What you need to do: Quote the material below verbatim, keeping every line in its original order and changing nothing.

Exercise data:

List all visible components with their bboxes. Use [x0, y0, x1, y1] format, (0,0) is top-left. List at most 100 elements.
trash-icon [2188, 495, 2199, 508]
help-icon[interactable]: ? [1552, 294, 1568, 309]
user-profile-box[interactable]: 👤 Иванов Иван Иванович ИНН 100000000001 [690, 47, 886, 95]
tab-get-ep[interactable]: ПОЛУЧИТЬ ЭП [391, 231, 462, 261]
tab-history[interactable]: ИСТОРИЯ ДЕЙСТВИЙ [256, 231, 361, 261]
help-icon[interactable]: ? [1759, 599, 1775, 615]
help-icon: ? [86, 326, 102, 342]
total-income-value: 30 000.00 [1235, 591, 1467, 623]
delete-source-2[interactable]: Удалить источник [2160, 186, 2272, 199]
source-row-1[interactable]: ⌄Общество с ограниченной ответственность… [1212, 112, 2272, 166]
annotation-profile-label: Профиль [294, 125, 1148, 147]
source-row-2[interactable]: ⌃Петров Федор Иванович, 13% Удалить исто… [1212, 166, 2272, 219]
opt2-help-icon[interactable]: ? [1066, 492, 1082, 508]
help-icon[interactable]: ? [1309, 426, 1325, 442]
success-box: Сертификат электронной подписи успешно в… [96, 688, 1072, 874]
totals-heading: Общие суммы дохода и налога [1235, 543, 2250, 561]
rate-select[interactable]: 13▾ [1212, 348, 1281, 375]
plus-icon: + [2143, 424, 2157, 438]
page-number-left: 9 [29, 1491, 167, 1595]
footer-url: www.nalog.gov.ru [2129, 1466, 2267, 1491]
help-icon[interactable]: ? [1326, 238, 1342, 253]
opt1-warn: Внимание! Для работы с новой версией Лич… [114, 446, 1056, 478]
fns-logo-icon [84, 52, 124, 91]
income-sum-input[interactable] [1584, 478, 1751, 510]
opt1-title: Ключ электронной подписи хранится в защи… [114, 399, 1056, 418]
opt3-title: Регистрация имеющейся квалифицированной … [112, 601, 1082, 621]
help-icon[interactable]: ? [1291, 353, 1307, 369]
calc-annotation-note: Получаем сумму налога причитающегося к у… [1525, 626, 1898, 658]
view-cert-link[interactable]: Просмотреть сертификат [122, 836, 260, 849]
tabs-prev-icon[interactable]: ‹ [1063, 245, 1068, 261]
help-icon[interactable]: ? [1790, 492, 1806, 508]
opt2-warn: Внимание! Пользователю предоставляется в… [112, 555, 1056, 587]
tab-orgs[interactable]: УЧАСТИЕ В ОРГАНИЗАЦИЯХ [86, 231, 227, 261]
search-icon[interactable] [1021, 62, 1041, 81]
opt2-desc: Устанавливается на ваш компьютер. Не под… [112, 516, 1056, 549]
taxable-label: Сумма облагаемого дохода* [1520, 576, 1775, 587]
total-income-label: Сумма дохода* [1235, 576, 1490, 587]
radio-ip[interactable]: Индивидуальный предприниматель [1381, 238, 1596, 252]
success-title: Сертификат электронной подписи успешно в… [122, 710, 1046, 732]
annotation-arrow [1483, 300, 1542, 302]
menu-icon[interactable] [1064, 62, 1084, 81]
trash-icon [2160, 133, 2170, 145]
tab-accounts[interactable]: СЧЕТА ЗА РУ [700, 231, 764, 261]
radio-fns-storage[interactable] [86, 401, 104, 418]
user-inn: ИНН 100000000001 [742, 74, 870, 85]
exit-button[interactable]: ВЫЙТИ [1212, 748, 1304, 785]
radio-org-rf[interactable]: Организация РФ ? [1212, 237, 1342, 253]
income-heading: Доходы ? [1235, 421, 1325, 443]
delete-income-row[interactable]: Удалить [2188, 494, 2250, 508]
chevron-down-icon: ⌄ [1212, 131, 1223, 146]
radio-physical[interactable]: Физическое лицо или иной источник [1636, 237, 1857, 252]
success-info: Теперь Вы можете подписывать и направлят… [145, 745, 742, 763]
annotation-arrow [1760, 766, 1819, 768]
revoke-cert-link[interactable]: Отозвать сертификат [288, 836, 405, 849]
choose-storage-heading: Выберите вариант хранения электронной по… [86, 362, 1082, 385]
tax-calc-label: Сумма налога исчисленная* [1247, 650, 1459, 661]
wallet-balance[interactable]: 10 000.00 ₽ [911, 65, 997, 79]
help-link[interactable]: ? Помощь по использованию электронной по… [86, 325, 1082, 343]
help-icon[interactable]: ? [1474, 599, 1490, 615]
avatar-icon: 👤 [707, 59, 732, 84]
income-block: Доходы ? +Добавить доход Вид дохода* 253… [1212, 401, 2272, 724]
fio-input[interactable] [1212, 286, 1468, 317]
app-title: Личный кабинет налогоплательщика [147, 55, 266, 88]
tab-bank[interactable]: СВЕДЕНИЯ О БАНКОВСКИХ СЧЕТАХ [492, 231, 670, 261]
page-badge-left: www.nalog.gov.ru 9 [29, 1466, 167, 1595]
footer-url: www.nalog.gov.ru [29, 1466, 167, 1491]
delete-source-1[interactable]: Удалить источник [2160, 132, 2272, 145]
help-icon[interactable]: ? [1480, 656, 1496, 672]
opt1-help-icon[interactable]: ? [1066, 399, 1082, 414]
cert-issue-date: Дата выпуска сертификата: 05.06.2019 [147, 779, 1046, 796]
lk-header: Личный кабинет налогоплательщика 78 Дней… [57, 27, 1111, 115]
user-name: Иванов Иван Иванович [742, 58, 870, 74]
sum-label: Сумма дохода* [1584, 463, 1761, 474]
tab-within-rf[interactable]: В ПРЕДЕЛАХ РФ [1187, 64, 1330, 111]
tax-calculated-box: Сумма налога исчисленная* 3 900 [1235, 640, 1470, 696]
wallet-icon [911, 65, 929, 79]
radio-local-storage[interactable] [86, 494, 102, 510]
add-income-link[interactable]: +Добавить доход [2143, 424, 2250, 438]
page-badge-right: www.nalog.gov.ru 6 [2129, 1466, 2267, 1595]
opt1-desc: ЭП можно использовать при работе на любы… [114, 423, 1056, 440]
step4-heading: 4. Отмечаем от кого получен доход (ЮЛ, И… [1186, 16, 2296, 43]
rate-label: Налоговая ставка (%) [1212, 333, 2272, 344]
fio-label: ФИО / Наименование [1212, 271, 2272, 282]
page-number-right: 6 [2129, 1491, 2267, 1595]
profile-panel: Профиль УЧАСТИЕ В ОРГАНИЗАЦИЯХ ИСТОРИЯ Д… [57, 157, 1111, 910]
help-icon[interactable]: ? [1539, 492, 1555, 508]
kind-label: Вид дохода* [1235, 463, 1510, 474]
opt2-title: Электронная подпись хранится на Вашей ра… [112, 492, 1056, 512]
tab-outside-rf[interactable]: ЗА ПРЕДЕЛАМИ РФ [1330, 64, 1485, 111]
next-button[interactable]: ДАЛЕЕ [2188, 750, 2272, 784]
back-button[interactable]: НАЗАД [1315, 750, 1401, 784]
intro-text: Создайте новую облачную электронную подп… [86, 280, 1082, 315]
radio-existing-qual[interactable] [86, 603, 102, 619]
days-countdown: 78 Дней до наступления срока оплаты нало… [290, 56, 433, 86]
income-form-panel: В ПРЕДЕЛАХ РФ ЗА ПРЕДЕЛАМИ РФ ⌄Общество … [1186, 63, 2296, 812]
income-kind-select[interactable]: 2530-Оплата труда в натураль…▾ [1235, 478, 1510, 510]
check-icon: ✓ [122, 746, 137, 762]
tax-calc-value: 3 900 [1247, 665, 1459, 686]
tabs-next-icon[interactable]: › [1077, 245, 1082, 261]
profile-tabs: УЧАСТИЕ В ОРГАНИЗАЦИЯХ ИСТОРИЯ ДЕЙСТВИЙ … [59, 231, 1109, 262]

Answer to the exercise:
List all visible components with their bboxes. Use [x0, y0, x1, y1] format, (0,0) is top-left. List at most 100 elements.
trash-icon [2188, 495, 2199, 508]
help-icon[interactable]: ? [1552, 294, 1568, 309]
user-profile-box[interactable]: 👤 Иванов Иван Иванович ИНН 100000000001 [690, 47, 886, 95]
tab-get-ep[interactable]: ПОЛУЧИТЬ ЭП [391, 231, 462, 261]
tab-history[interactable]: ИСТОРИЯ ДЕЙСТВИЙ [256, 231, 361, 261]
help-icon[interactable]: ? [1759, 599, 1775, 615]
help-icon: ? [86, 326, 102, 342]
total-income-value: 30 000.00 [1235, 591, 1467, 623]
delete-source-2[interactable]: Удалить источник [2160, 186, 2272, 199]
source-row-1[interactable]: ⌄Общество с ограниченной ответственность… [1212, 112, 2272, 166]
annotation-profile-label: Профиль [294, 125, 1148, 147]
source-row-2[interactable]: ⌃Петров Федор Иванович, 13% Удалить исто… [1212, 166, 2272, 219]
opt2-help-icon[interactable]: ? [1066, 492, 1082, 508]
help-icon[interactable]: ? [1309, 426, 1325, 442]
success-box: Сертификат электронной подписи успешно в… [96, 688, 1072, 874]
totals-heading: Общие суммы дохода и налога [1235, 543, 2250, 561]
rate-select[interactable]: 13▾ [1212, 348, 1281, 375]
plus-icon: + [2143, 424, 2157, 438]
page-number-left: 9 [29, 1491, 167, 1595]
footer-url: www.nalog.gov.ru [2129, 1466, 2267, 1491]
help-icon[interactable]: ? [1326, 238, 1342, 253]
opt1-warn: Внимание! Для работы с новой версией Лич… [114, 446, 1056, 478]
fns-logo-icon [84, 52, 124, 91]
income-sum-input[interactable] [1584, 478, 1751, 510]
opt1-title: Ключ электронной подписи хранится в защи… [114, 399, 1056, 418]
opt3-title: Регистрация имеющейся квалифицированной … [112, 601, 1082, 621]
help-icon[interactable]: ? [1291, 353, 1307, 369]
calc-annotation-note: Получаем сумму налога причитающегося к у… [1525, 626, 1898, 658]
view-cert-link[interactable]: Просмотреть сертификат [122, 836, 260, 849]
tabs-prev-icon[interactable]: ‹ [1063, 245, 1068, 261]
help-icon[interactable]: ? [1790, 492, 1806, 508]
opt2-warn: Внимание! Пользователю предоставляется в… [112, 555, 1056, 587]
tab-orgs[interactable]: УЧАСТИЕ В ОРГАНИЗАЦИЯХ [86, 231, 227, 261]
search-icon[interactable] [1021, 62, 1041, 81]
opt2-desc: Устанавливается на ваш компьютер. Не под… [112, 516, 1056, 549]
taxable-label: Сумма облагаемого дохода* [1520, 576, 1775, 587]
total-income-label: Сумма дохода* [1235, 576, 1490, 587]
radio-ip[interactable]: Индивидуальный предприниматель [1381, 238, 1596, 252]
success-title: Сертификат электронной подписи успешно в… [122, 710, 1046, 732]
annotation-arrow [1483, 300, 1542, 302]
menu-icon[interactable] [1064, 62, 1084, 81]
trash-icon [2160, 133, 2170, 145]
tab-accounts[interactable]: СЧЕТА ЗА РУ [700, 231, 764, 261]
radio-fns-storage[interactable] [86, 401, 104, 418]
user-inn: ИНН 100000000001 [742, 74, 870, 85]
exit-button[interactable]: ВЫЙТИ [1212, 748, 1304, 785]
radio-org-rf[interactable]: Организация РФ ? [1212, 237, 1342, 253]
income-heading: Доходы ? [1235, 421, 1325, 443]
delete-income-row[interactable]: Удалить [2188, 494, 2250, 508]
chevron-down-icon: ⌄ [1212, 131, 1223, 146]
radio-physical[interactable]: Физическое лицо или иной источник [1636, 237, 1857, 252]
success-info: Теперь Вы можете подписывать и направлят… [145, 745, 742, 763]
annotation-arrow [1760, 766, 1819, 768]
revoke-cert-link[interactable]: Отозвать сертификат [288, 836, 405, 849]
choose-storage-heading: Выберите вариант хранения электронной по… [86, 362, 1082, 385]
tax-calc-label: Сумма налога исчисленная* [1247, 650, 1459, 661]
wallet-balance[interactable]: 10 000.00 ₽ [911, 65, 997, 79]
help-link[interactable]: ? Помощь по использованию электронной по… [86, 325, 1082, 343]
help-icon[interactable]: ? [1474, 599, 1490, 615]
avatar-icon: 👤 [707, 59, 732, 84]
income-block: Доходы ? +Добавить доход Вид дохода* 253… [1212, 401, 2272, 724]
fio-input[interactable] [1212, 286, 1468, 317]
app-title: Личный кабинет налогоплательщика [147, 55, 266, 88]
tab-bank[interactable]: СВЕДЕНИЯ О БАНКОВСКИХ СЧЕТАХ [492, 231, 670, 261]
page-badge-left: www.nalog.gov.ru 9 [29, 1466, 167, 1595]
footer-url: www.nalog.gov.ru [29, 1466, 167, 1491]
delete-source-1[interactable]: Удалить источник [2160, 132, 2272, 145]
help-icon[interactable]: ? [1480, 656, 1496, 672]
opt1-help-icon[interactable]: ? [1066, 399, 1082, 414]
cert-issue-date: Дата выпуска сертификата: 05.06.2019 [147, 779, 1046, 796]
lk-header: Личный кабинет налогоплательщика 78 Дней… [57, 27, 1111, 115]
user-name: Иванов Иван Иванович [742, 58, 870, 74]
sum-label: Сумма дохода* [1584, 463, 1761, 474]
tab-within-rf[interactable]: В ПРЕДЕЛАХ РФ [1187, 64, 1330, 111]
tax-calculated-box: Сумма налога исчисленная* 3 900 [1235, 640, 1470, 696]
wallet-icon [911, 65, 929, 79]
radio-local-storage[interactable] [86, 494, 102, 510]
add-income-link[interactable]: +Добавить доход [2143, 424, 2250, 438]
page-badge-right: www.nalog.gov.ru 6 [2129, 1466, 2267, 1595]
opt1-desc: ЭП можно использовать при работе на любы… [114, 423, 1056, 440]
step4-heading: 4. Отмечаем от кого получен доход (ЮЛ, И… [1186, 16, 2296, 43]
rate-label: Налоговая ставка (%) [1212, 333, 2272, 344]
fio-label: ФИО / Наименование [1212, 271, 2272, 282]
page-number-right: 6 [2129, 1491, 2267, 1595]
profile-panel: Профиль УЧАСТИЕ В ОРГАНИЗАЦИЯХ ИСТОРИЯ Д… [57, 157, 1111, 910]
help-icon[interactable]: ? [1539, 492, 1555, 508]
kind-label: Вид дохода* [1235, 463, 1510, 474]
opt2-title: Электронная подпись хранится на Вашей ра… [112, 492, 1056, 512]
tab-outside-rf[interactable]: ЗА ПРЕДЕЛАМИ РФ [1330, 64, 1485, 111]
next-button[interactable]: ДАЛЕЕ [2188, 750, 2272, 784]
back-button[interactable]: НАЗАД [1315, 750, 1401, 784]
intro-text: Создайте новую облачную электронную подп… [86, 280, 1082, 315]
radio-existing-qual[interactable] [86, 603, 102, 619]
days-countdown: 78 Дней до наступления срока оплаты нало… [290, 56, 433, 86]
income-form-panel: В ПРЕДЕЛАХ РФ ЗА ПРЕДЕЛАМИ РФ ⌄Общество … [1186, 63, 2296, 812]
income-kind-select[interactable]: 2530-Оплата труда в натураль…▾ [1235, 478, 1510, 510]
check-icon: ✓ [122, 746, 137, 762]
tax-calc-value: 3 900 [1247, 665, 1459, 686]
tabs-next-icon[interactable]: › [1077, 245, 1082, 261]
profile-tabs: УЧАСТИЕ В ОРГАНИЗАЦИЯХ ИСТОРИЯ ДЕЙСТВИЙ … [59, 231, 1109, 262]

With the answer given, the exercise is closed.